_What the task asks_
Extract the whole listing as it stands. Do not include the pictures.

-- BEGIN Given records --

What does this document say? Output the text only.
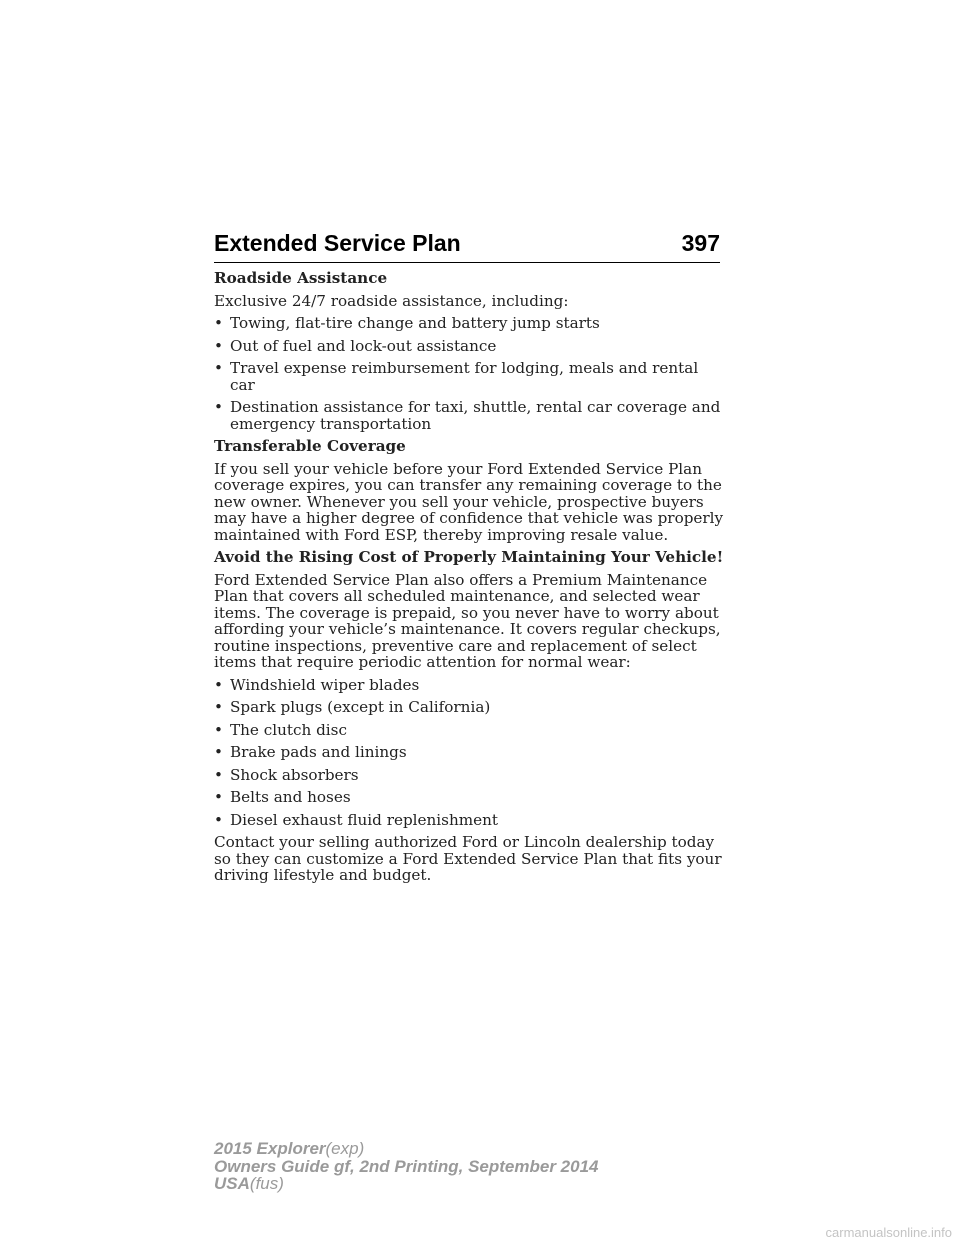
Extended Service Plan	397

Roadside Assistance

Exclusive 24/7 roadside assistance, including:

• Towing, flat-tire change and battery jump starts
• Out of fuel and lock-out assistance
• Travel expense reimbursement for lodging, meals and rental car
• Destination assistance for taxi, shuttle, rental car coverage and emergency transportation

Transferable Coverage

If you sell your vehicle before your Ford Extended Service Plan coverage expires, you can transfer any remaining coverage to the new owner. Whenever you sell your vehicle, prospective buyers may have a higher degree of confidence that vehicle was properly maintained with Ford ESP, thereby improving resale value.

Avoid the Rising Cost of Properly Maintaining Your Vehicle!

Ford Extended Service Plan also offers a Premium Maintenance Plan that covers all scheduled maintenance, and selected wear items. The coverage is prepaid, so you never have to worry about affording your vehicle’s maintenance. It covers regular checkups, routine inspections, preventive care and replacement of select items that require periodic attention for normal wear:

• Windshield wiper blades
• Spark plugs (except in California)
• The clutch disc
• Brake pads and linings
• Shock absorbers
• Belts and hoses
• Diesel exhaust fluid replenishment

Contact your selling authorized Ford or Lincoln dealership today so they can customize a Ford Extended Service Plan that fits your driving lifestyle and budget.

2015 Explorer(exp)
Owners Guide gf, 2nd Printing, September 2014
USA(fus)
carmanualsonline.info
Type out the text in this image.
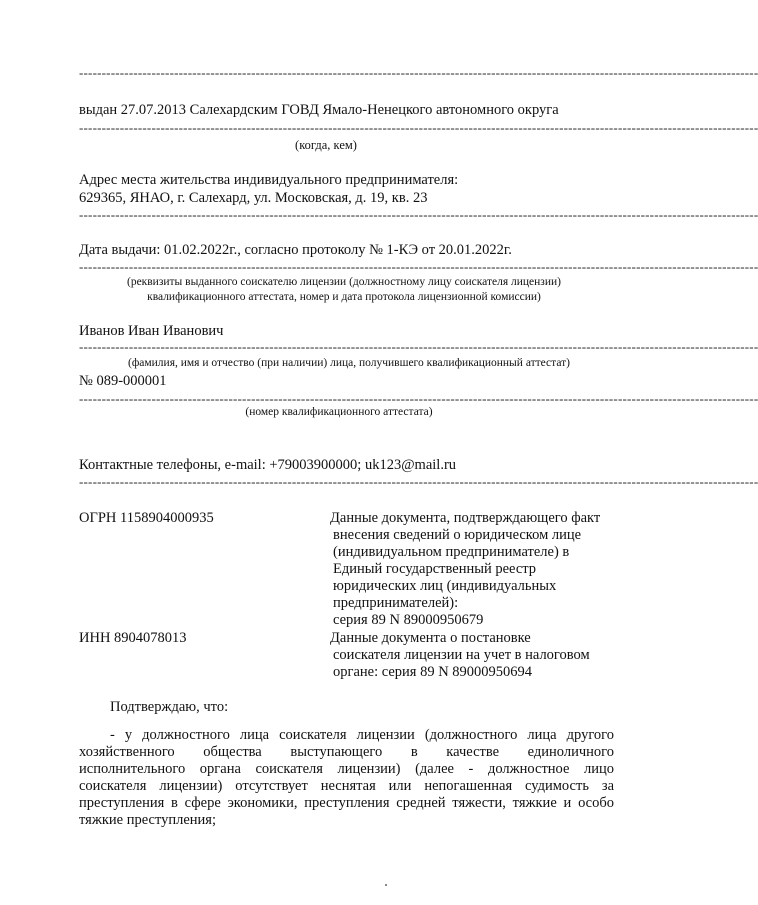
------------------------------------------------------------------------------------------------------------------------------------------------------
выдан 27.07.2013 Салехардским ГОВД Ямало-Ненецкого автономного округа
------------------------------------------------------------------------------------------------------------------------------------------------------
(когда, кем)
Адрес места жительства индивидуального предпринимателя:
629365, ЯНАО, г. Салехард, ул. Московская, д. 19, кв. 23
------------------------------------------------------------------------------------------------------------------------------------------------------
Дата выдачи: 01.02.2022г., согласно протоколу № 1-КЭ от 20.01.2022г.
------------------------------------------------------------------------------------------------------------------------------------------------------
(реквизиты выданного соискателю лицензии (должностному лицу соискателя лицензии)
квалификационного аттестата, номер и дата протокола лицензионной комиссии)
Иванов Иван Иванович
------------------------------------------------------------------------------------------------------------------------------------------------------
(фамилия, имя и отчество (при наличии) лица, получившего квалификационный аттестат)
№ 089-000001
------------------------------------------------------------------------------------------------------------------------------------------------------
(номер квалификационного аттестата)
Контактные телефоны, e-mail: +79003900000; uk123@mail.ru
------------------------------------------------------------------------------------------------------------------------------------------------------
ОГРН 1158904000935	Данные документа, подтверждающего факт
внесения сведений о юридическом лице
(индивидуальном предпринимателе) в
Единый государственный реестр
юридических лиц (индивидуальных
предпринимателей):
серия 89 N 89000950679
ИНН 8904078013	Данные документа о постановке
соискателя лицензии на учет в налоговом
органе: серия 89 N 89000950694
Подтверждаю, что:
- у должностного лица соискателя лицензии (должностного лица другого
хозяйственного общества выступающего в качестве единоличного
исполнительного органа соискателя лицензии) (далее - должностное лицо
соискателя лицензии) отсутствует неснятая или непогашенная судимость за
преступления в сфере экономики, преступления средней тяжести, тяжкие и особо
тяжкие преступления;
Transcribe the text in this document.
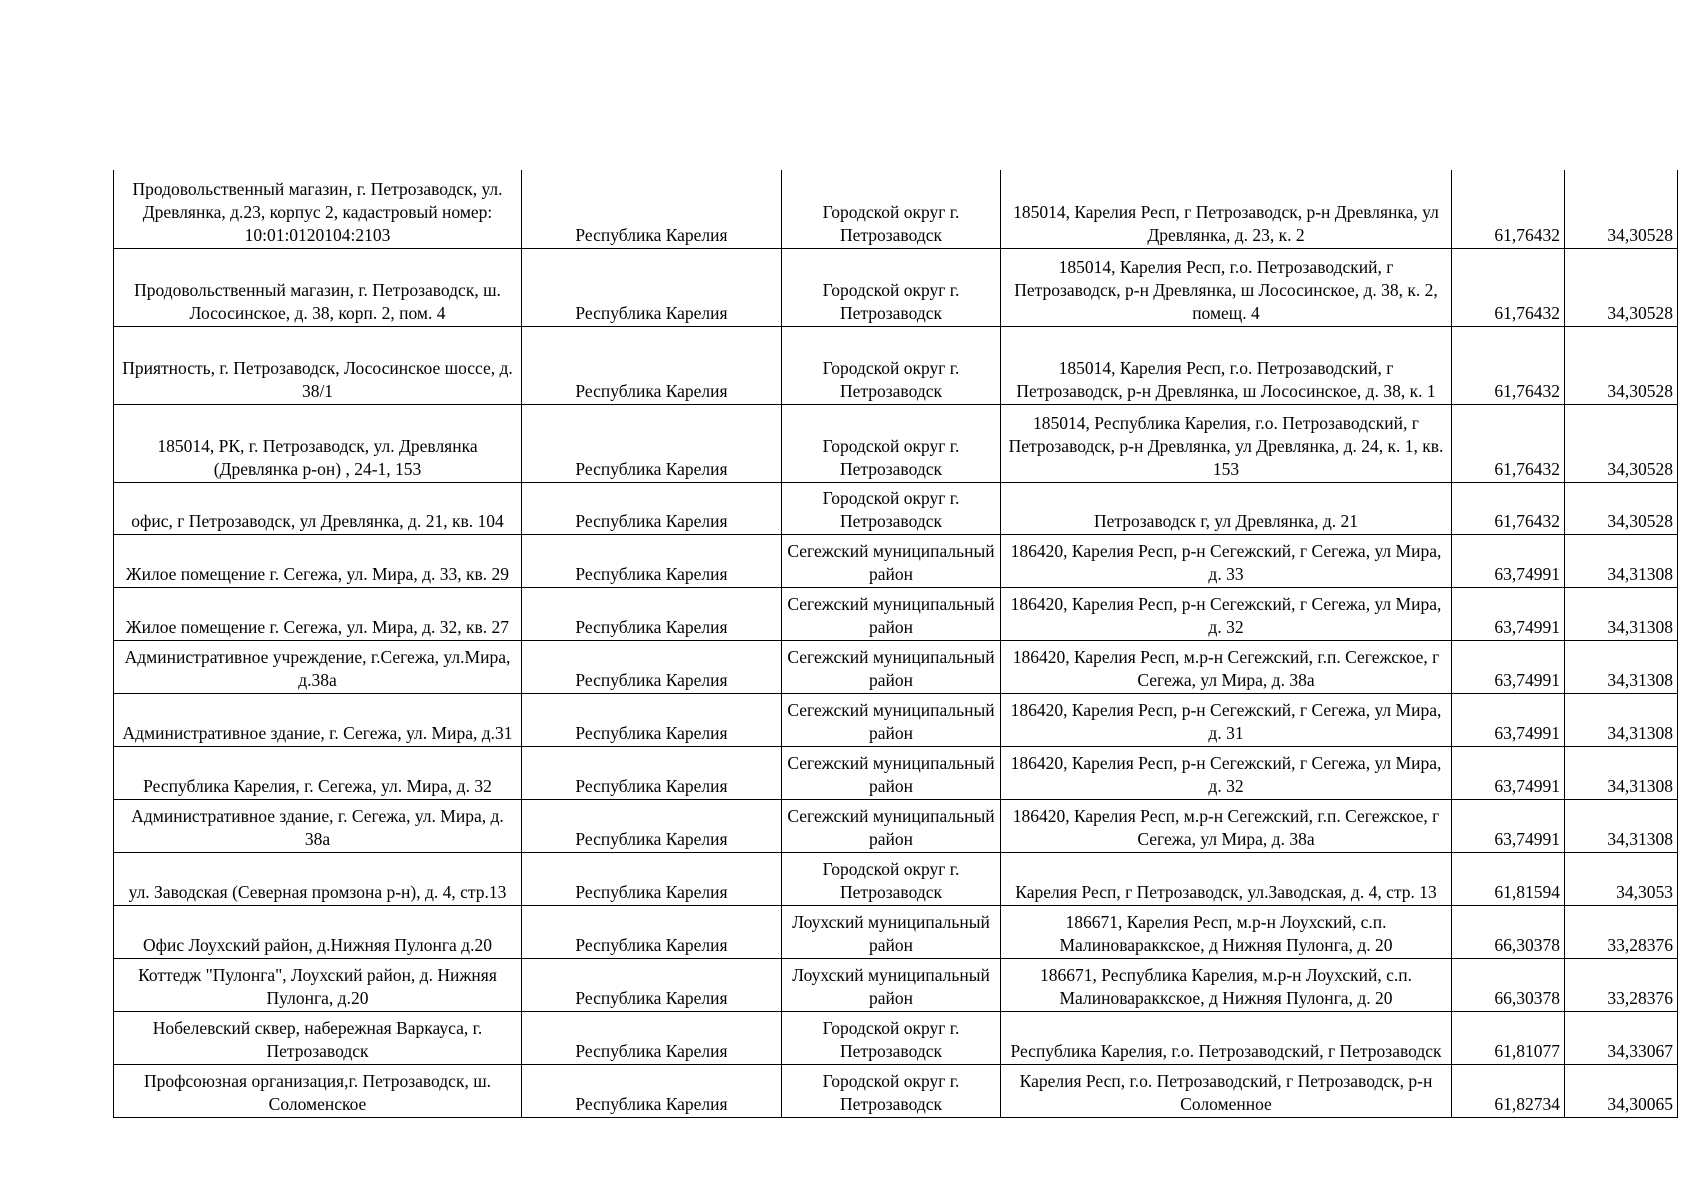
Продовольственный магазин, г. Петрозаводск, ул. Древлянка, д.23, корпус 2, кадастровый номер: 10:01:0120104:2103	Республика Карелия	Городской округ г. Петрозаводск	185014, Карелия Респ, г Петрозаводск, р-н Древлянка, ул Древлянка, д. 23, к. 2	61,76432	34,30528

Продовольственный магазин, г. Петрозаводск, ш. Лососинское, д. 38, корп. 2, пом. 4	Республика Карелия	Городской округ г. Петрозаводск	185014, Карелия Респ, г.о. Петрозаводский, г Петрозаводск, р-н Древлянка, ш Лососинское, д. 38, к. 2, помещ. 4	61,76432	34,30528

Приятность, г. Петрозаводск, Лососинское шоссе, д. 38/1	Республика Карелия	Городской округ г. Петрозаводск	185014, Карелия Респ, г.о. Петрозаводский, г Петрозаводск, р-н Древлянка, ш Лососинское, д. 38, к. 1	61,76432	34,30528

185014, РК, г. Петрозаводск, ул. Древлянка (Древлянка р-он) , 24-1, 153	Республика Карелия	Городской округ г. Петрозаводск	185014, Республика Карелия, г.о. Петрозаводский, г Петрозаводск, р-н Древлянка, ул Древлянка, д. 24, к. 1, кв. 153	61,76432	34,30528

офис, г Петрозаводск, ул Древлянка, д. 21, кв. 104	Республика Карелия	Городской округ г. Петрозаводск	Петрозаводск г, ул Древлянка, д. 21	61,76432	34,30528

Жилое помещение г. Сегежа, ул. Мира, д. 33, кв. 29	Республика Карелия	Сегежский муниципальный район	186420, Карелия Респ, р-н Сегежский, г Сегежа, ул Мира, д. 33	63,74991	34,31308

Жилое помещение г. Сегежа, ул. Мира, д. 32, кв. 27	Республика Карелия	Сегежский муниципальный район	186420, Карелия Респ, р-н Сегежский, г Сегежа, ул Мира, д. 32	63,74991	34,31308

Административное учреждение, г.Сегежа, ул.Мира, д.38а	Республика Карелия	Сегежский муниципальный район	186420, Карелия Респ, м.р-н Сегежский, г.п. Сегежское, г Сегежа, ул Мира, д. 38а	63,74991	34,31308

Административное здание, г. Сегежа, ул. Мира, д.31	Республика Карелия	Сегежский муниципальный район	186420, Карелия Респ, р-н Сегежский, г Сегежа, ул Мира, д. 31	63,74991	34,31308

Республика Карелия, г. Сегежа, ул. Мира, д. 32	Республика Карелия	Сегежский муниципальный район	186420, Карелия Респ, р-н Сегежский, г Сегежа, ул Мира, д. 32	63,74991	34,31308

Административное здание, г. Сегежа, ул. Мира, д. 38а	Республика Карелия	Сегежский муниципальный район	186420, Карелия Респ, м.р-н Сегежский, г.п. Сегежское, г Сегежа, ул Мира, д. 38а	63,74991	34,31308

ул. Заводская (Северная промзона р-н), д. 4, стр.13	Республика Карелия	Городской округ г. Петрозаводск	Карелия Респ, г Петрозаводск, ул.Заводская, д. 4, стр. 13	61,81594	34,3053

Офис Лоухский район, д.Нижняя Пулонга д.20	Республика Карелия	Лоухский муниципальный район	186671, Карелия Респ, м.р-н Лоухский, с.п. Малиновараккское, д Нижняя Пулонга, д. 20	66,30378	33,28376

Коттедж "Пулонга", Лоухский район, д. Нижняя Пулонга, д.20	Республика Карелия	Лоухский муниципальный район	186671, Республика Карелия, м.р-н Лоухский, с.п. Малиновараккское, д Нижняя Пулонга, д. 20	66,30378	33,28376

Нобелевский сквер, набережная Варкауса, г. Петрозаводск	Республика Карелия	Городской округ г. Петрозаводск	Республика Карелия, г.о. Петрозаводский, г Петрозаводск	61,81077	34,33067

Профсоюзная организация,г. Петрозаводск, ш. Соломенское	Республика Карелия	Городской округ г. Петрозаводск	Карелия Респ, г.о. Петрозаводский, г Петрозаводск, р-н Соломенное	61,82734	34,30065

-- END Given records --

_Result below_
What does this document say? Output the text only.
Extended Service Plan	397

Roadside Assistance

Exclusive 24/7 roadside assistance, including:

• Towing, flat-tire change and battery jump starts
• Out of fuel and lock-out assistance
• Travel expense reimbursement for lodging, meals and rental car
• Destination assistance for taxi, shuttle, rental car coverage and emergency transportation

Transferable Coverage

If you sell your vehicle before your Ford Extended Service Plan coverage expires, you can transfer any remaining coverage to the new owner. Whenever you sell your vehicle, prospective buyers may have a higher degree of confidence that vehicle was properly maintained with Ford ESP, thereby improving resale value.

Avoid the Rising Cost of Properly Maintaining Your Vehicle!

Ford Extended Service Plan also offers a Premium Maintenance Plan that covers all scheduled maintenance, and selected wear items. The coverage is prepaid, so you never have to worry about affording your vehicle’s maintenance. It covers regular checkups, routine inspections, preventive care and replacement of select items that require periodic attention for normal wear:

• Windshield wiper blades
• Spark plugs (except in California)
• The clutch disc
• Brake pads and linings
• Shock absorbers
• Belts and hoses
• Diesel exhaust fluid replenishment

Contact your selling authorized Ford or Lincoln dealership today so they can customize a Ford Extended Service Plan that fits your driving lifestyle and budget.

2015 Explorer(exp)
Owners Guide gf, 2nd Printing, September 2014
USA(fus)
carmanualsonline.info
Type out the text in this image.
------------------------------------------------------------------------------------------------------------------------------------------------------
выдан 27.07.2013 Салехардским ГОВД Ямало-Ненецкого автономного округа
------------------------------------------------------------------------------------------------------------------------------------------------------
(когда, кем)
Адрес места жительства индивидуального предпринимателя:
629365, ЯНАО, г. Салехард, ул. Московская, д. 19, кв. 23
------------------------------------------------------------------------------------------------------------------------------------------------------
Дата выдачи: 01.02.2022г., согласно протоколу № 1-КЭ от 20.01.2022г.
------------------------------------------------------------------------------------------------------------------------------------------------------
(реквизиты выданного соискателю лицензии (должностному лицу соискателя лицензии)
квалификационного аттестата, номер и дата протокола лицензионной комиссии)
Иванов Иван Иванович
------------------------------------------------------------------------------------------------------------------------------------------------------
(фамилия, имя и отчество (при наличии) лица, получившего квалификационный аттестат)
№ 089-000001
------------------------------------------------------------------------------------------------------------------------------------------------------
(номер квалификационного аттестата)
Контактные телефоны, e-mail: +79003900000; uk123@mail.ru
------------------------------------------------------------------------------------------------------------------------------------------------------
ОГРН 1158904000935	Данные документа, подтверждающего факт
внесения сведений о юридическом лице
(индивидуальном предпринимателе) в
Единый государственный реестр
юридических лиц (индивидуальных
предпринимателей):
серия 89 N 89000950679
ИНН 8904078013	Данные документа о постановке
соискателя лицензии на учет в налоговом
органе: серия 89 N 89000950694
Подтверждаю, что:
- у должностного лица соискателя лицензии (должностного лица другого
хозяйственного общества выступающего в качестве единоличного
исполнительного органа соискателя лицензии) (далее - должностное лицо
соискателя лицензии) отсутствует неснятая или непогашенная судимость за
преступления в сфере экономики, преступления средней тяжести, тяжкие и особо
тяжкие преступления;
Transcribe the text in this document.
Продовольственный магазин, г. Петрозаводск, ул. Древлянка, д.23, корпус 2, кадастровый номер: 10:01:0120104:2103	Республика Карелия	Городской округ г. Петрозаводск	185014, Карелия Респ, г Петрозаводск, р-н Древлянка, ул Древлянка, д. 23, к. 2	61,76432	34,30528

Продовольственный магазин, г. Петрозаводск, ш. Лососинское, д. 38, корп. 2, пом. 4	Республика Карелия	Городской округ г. Петрозаводск	185014, Карелия Респ, г.о. Петрозаводский, г Петрозаводск, р-н Древлянка, ш Лососинское, д. 38, к. 2, помещ. 4	61,76432	34,30528

Приятность, г. Петрозаводск, Лососинское шоссе, д. 38/1	Республика Карелия	Городской округ г. Петрозаводск	185014, Карелия Респ, г.о. Петрозаводский, г Петрозаводск, р-н Древлянка, ш Лососинское, д. 38, к. 1	61,76432	34,30528

185014, РК, г. Петрозаводск, ул. Древлянка (Древлянка р-он) , 24-1, 153	Республика Карелия	Городской округ г. Петрозаводск	185014, Республика Карелия, г.о. Петрозаводский, г Петрозаводск, р-н Древлянка, ул Древлянка, д. 24, к. 1, кв. 153	61,76432	34,30528

офис, г Петрозаводск, ул Древлянка, д. 21, кв. 104	Республика Карелия	Городской округ г. Петрозаводск	Петрозаводск г, ул Древлянка, д. 21	61,76432	34,30528

Жилое помещение г. Сегежа, ул. Мира, д. 33, кв. 29	Республика Карелия	Сегежский муниципальный район	186420, Карелия Респ, р-н Сегежский, г Сегежа, ул Мира, д. 33	63,74991	34,31308

Жилое помещение г. Сегежа, ул. Мира, д. 32, кв. 27	Республика Карелия	Сегежский муниципальный район	186420, Карелия Респ, р-н Сегежский, г Сегежа, ул Мира, д. 32	63,74991	34,31308

Административное учреждение, г.Сегежа, ул.Мира, д.38а	Республика Карелия	Сегежский муниципальный район	186420, Карелия Респ, м.р-н Сегежский, г.п. Сегежское, г Сегежа, ул Мира, д. 38а	63,74991	34,31308

Административное здание, г. Сегежа, ул. Мира, д.31	Республика Карелия	Сегежский муниципальный район	186420, Карелия Респ, р-н Сегежский, г Сегежа, ул Мира, д. 31	63,74991	34,31308

Республика Карелия, г. Сегежа, ул. Мира, д. 32	Республика Карелия	Сегежский муниципальный район	186420, Карелия Респ, р-н Сегежский, г Сегежа, ул Мира, д. 32	63,74991	34,31308

Административное здание, г. Сегежа, ул. Мира, д. 38а	Республика Карелия	Сегежский муниципальный район	186420, Карелия Респ, м.р-н Сегежский, г.п. Сегежское, г Сегежа, ул Мира, д. 38а	63,74991	34,31308

ул. Заводская (Северная промзона р-н), д. 4, стр.13	Республика Карелия	Городской округ г. Петрозаводск	Карелия Респ, г Петрозаводск, ул.Заводская, д. 4, стр. 13	61,81594	34,3053

Офис Лоухский район, д.Нижняя Пулонга д.20	Республика Карелия	Лоухский муниципальный район	186671, Карелия Респ, м.р-н Лоухский, с.п. Малиновараккское, д Нижняя Пулонга, д. 20	66,30378	33,28376

Коттедж "Пулонга", Лоухский район, д. Нижняя Пулонга, д.20	Республика Карелия	Лоухский муниципальный район	186671, Республика Карелия, м.р-н Лоухский, с.п. Малиновараккское, д Нижняя Пулонга, д. 20	66,30378	33,28376

Нобелевский сквер, набережная Варкауса, г. Петрозаводск	Республика Карелия	Городской округ г. Петрозаводск	Республика Карелия, г.о. Петрозаводский, г Петрозаводск	61,81077	34,33067

Профсоюзная организация,г. Петрозаводск, ш. Соломенское	Республика Карелия	Городской округ г. Петрозаводск	Карелия Респ, г.о. Петрозаводский, г Петрозаводск, р-н Соломенное	61,82734	34,30065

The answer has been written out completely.